>> Start EXCERPTED RECORDS

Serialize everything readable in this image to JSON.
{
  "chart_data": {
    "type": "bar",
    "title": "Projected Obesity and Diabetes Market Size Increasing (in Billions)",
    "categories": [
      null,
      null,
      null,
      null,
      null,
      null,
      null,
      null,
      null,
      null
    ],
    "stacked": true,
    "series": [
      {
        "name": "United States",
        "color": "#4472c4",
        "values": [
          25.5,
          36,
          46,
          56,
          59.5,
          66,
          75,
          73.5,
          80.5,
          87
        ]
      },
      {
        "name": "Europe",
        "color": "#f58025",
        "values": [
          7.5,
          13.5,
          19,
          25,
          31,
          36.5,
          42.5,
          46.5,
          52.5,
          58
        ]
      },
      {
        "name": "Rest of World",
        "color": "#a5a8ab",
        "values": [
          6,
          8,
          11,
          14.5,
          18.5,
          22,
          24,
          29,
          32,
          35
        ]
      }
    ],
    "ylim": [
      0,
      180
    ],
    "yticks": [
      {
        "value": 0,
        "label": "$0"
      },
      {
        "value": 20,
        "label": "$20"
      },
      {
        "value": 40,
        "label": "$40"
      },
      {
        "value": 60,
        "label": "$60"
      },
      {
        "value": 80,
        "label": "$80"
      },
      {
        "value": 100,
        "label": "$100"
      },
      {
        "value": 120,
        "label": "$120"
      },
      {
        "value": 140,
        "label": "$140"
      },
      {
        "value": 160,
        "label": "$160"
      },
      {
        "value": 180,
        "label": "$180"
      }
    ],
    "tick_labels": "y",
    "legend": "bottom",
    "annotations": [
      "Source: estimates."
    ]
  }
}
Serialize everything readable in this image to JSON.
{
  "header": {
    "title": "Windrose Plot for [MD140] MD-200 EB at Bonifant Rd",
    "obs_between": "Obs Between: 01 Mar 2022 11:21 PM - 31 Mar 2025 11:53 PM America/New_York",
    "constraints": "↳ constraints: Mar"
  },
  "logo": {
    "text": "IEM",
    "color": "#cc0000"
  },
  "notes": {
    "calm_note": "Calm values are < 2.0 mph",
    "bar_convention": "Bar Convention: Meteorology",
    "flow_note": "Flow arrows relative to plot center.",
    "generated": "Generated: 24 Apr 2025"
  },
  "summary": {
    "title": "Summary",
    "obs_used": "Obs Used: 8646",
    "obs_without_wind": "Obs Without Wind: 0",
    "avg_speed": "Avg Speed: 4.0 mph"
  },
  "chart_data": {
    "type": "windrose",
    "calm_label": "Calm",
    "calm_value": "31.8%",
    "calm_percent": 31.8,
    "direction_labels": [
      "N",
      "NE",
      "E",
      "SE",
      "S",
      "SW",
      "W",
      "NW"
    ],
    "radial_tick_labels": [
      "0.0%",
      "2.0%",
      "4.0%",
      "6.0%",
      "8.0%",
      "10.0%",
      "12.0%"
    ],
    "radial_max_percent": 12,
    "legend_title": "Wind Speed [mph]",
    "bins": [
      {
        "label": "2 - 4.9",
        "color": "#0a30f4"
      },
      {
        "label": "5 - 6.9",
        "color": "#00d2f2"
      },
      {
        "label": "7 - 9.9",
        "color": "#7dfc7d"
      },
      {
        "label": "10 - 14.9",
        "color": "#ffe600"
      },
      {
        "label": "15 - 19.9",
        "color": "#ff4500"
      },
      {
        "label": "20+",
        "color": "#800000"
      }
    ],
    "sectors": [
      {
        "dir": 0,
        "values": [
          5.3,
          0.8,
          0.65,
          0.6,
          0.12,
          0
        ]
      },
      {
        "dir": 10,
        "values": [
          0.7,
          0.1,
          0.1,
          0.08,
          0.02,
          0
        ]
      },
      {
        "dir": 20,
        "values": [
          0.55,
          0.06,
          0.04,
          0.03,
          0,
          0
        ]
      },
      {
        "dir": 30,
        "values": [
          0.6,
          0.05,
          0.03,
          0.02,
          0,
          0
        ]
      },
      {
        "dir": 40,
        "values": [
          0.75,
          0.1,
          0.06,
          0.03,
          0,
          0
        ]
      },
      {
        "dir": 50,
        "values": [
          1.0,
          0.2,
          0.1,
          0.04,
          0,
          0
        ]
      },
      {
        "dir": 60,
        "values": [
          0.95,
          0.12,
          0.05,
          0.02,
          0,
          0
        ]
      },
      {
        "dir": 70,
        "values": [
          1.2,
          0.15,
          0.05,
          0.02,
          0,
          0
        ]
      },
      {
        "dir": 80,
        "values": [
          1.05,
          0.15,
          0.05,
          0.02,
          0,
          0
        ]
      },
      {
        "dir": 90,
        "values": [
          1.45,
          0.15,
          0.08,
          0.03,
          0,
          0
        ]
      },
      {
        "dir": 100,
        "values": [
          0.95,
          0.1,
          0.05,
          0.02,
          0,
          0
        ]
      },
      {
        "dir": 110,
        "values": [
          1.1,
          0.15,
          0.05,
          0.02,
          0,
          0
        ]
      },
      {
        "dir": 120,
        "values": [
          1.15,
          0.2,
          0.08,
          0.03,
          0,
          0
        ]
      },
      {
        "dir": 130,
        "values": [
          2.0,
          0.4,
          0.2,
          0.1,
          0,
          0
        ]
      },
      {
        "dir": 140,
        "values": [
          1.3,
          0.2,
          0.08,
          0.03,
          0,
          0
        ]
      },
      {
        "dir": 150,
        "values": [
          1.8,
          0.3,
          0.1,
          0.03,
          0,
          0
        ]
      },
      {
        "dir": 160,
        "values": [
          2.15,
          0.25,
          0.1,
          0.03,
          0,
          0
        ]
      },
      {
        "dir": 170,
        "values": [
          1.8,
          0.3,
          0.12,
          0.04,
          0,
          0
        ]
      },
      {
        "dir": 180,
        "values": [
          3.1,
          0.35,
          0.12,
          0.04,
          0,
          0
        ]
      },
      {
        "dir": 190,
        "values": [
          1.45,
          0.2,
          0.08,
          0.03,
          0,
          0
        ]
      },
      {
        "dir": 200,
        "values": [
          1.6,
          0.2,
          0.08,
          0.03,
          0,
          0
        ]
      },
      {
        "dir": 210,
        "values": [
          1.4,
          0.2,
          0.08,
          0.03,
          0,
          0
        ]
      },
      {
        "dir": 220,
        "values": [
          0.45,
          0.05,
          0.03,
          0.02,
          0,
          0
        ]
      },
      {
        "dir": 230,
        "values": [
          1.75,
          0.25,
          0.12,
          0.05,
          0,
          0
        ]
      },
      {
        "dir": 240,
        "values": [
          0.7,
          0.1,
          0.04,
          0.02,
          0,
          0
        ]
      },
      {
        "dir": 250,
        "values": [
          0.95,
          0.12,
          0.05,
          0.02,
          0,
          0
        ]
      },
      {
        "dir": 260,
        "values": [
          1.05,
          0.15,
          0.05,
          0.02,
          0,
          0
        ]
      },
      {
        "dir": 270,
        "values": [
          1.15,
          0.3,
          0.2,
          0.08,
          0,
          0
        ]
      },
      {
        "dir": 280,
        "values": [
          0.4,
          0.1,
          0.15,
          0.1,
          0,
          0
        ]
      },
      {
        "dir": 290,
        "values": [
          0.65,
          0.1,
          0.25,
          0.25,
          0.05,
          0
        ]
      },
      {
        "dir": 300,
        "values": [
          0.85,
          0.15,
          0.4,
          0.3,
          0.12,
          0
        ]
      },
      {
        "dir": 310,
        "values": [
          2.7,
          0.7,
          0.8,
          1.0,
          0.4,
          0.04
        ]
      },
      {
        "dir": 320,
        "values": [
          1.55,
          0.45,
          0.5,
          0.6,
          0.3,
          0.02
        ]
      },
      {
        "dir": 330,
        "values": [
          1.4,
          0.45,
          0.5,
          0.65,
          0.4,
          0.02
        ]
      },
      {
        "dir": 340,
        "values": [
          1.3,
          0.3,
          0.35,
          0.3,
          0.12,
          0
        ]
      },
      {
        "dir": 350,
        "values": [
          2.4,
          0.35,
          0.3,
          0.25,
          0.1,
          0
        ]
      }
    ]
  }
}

>> End EXCERPTED RECORDS

## [TASK BRIEF]
Work out how many lines of the listing above include the word "name". Report only the number.

## [RESULT OF THE TASK]
3